▸ The records:
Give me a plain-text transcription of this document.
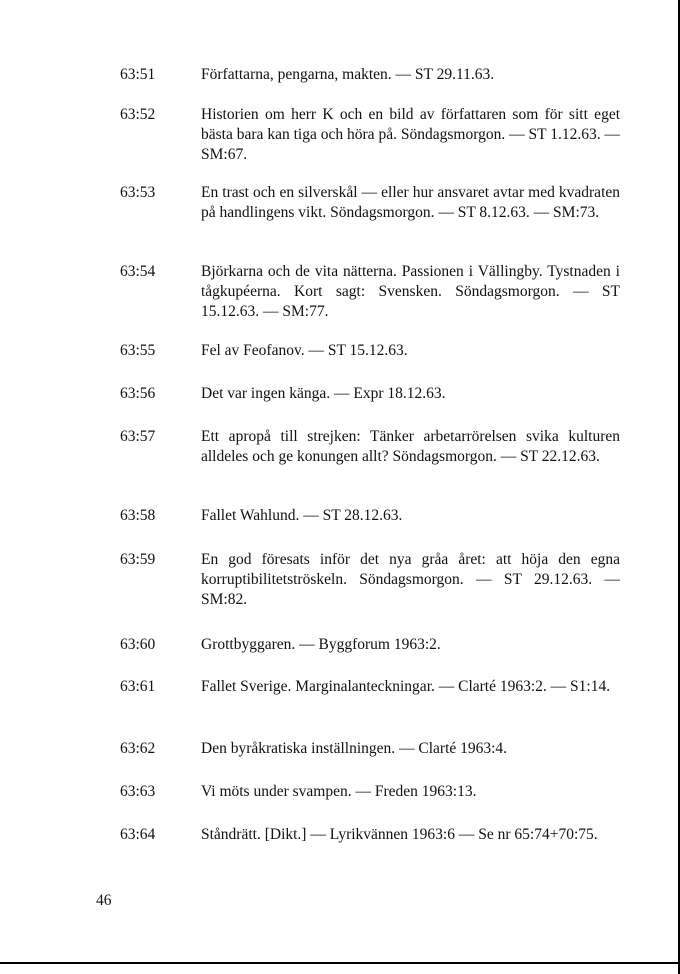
63:51	Författarna, pengarna, makten. — ST 29.11.63.
63:52	Historien om herr K och en bild av författaren som för sitt eget bästa bara kan tiga och höra på. Söndagsmorgon. — ST 1.12.63. — SM:67.
63:53	En trast och en silverskål — eller hur ansvaret avtar med kvadraten på handlingens vikt. Söndagsmorgon. — ST 8.12.63. — SM:73.
63:54	Björkarna och de vita nätterna. Passionen i Vällingby. Tystnaden i tågkupéerna. Kort sagt: Svensken. Söndagsmorgon. — ST 15.12.63. — SM:77.
63:55	Fel av Feofanov. — ST 15.12.63.
63:56	Det var ingen känga. — Expr 18.12.63.
63:57	Ett apropå till strejken: Tänker arbetarrörelsen svika kulturen alldeles och ge konungen allt? Söndagsmorgon. — ST 22.12.63.
63:58	Fallet Wahlund. — ST 28.12.63.
63:59	En god föresats inför det nya gråa året: att höja den egna korruptibilitetströskeln. Söndagsmorgon. — ST 29.12.63. — SM:82.
63:60	Grottbyggaren. — Byggforum 1963:2.
63:61	Fallet Sverige. Marginalanteckningar. — Clarté 1963:2. — S1:14.
63:62	Den byråkratiska inställningen. — Clarté 1963:4.
63:63	Vi möts under svampen. — Freden 1963:13.
63:64	Ståndrätt. [Dikt.] — Lyrikvännen 1963:6 — Se nr 65:74+70:75.
46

▸ Short exercise:
Reply with only the number of lines in the material above where the string "Clarté" appears.

▸ Answer to this exercise:
2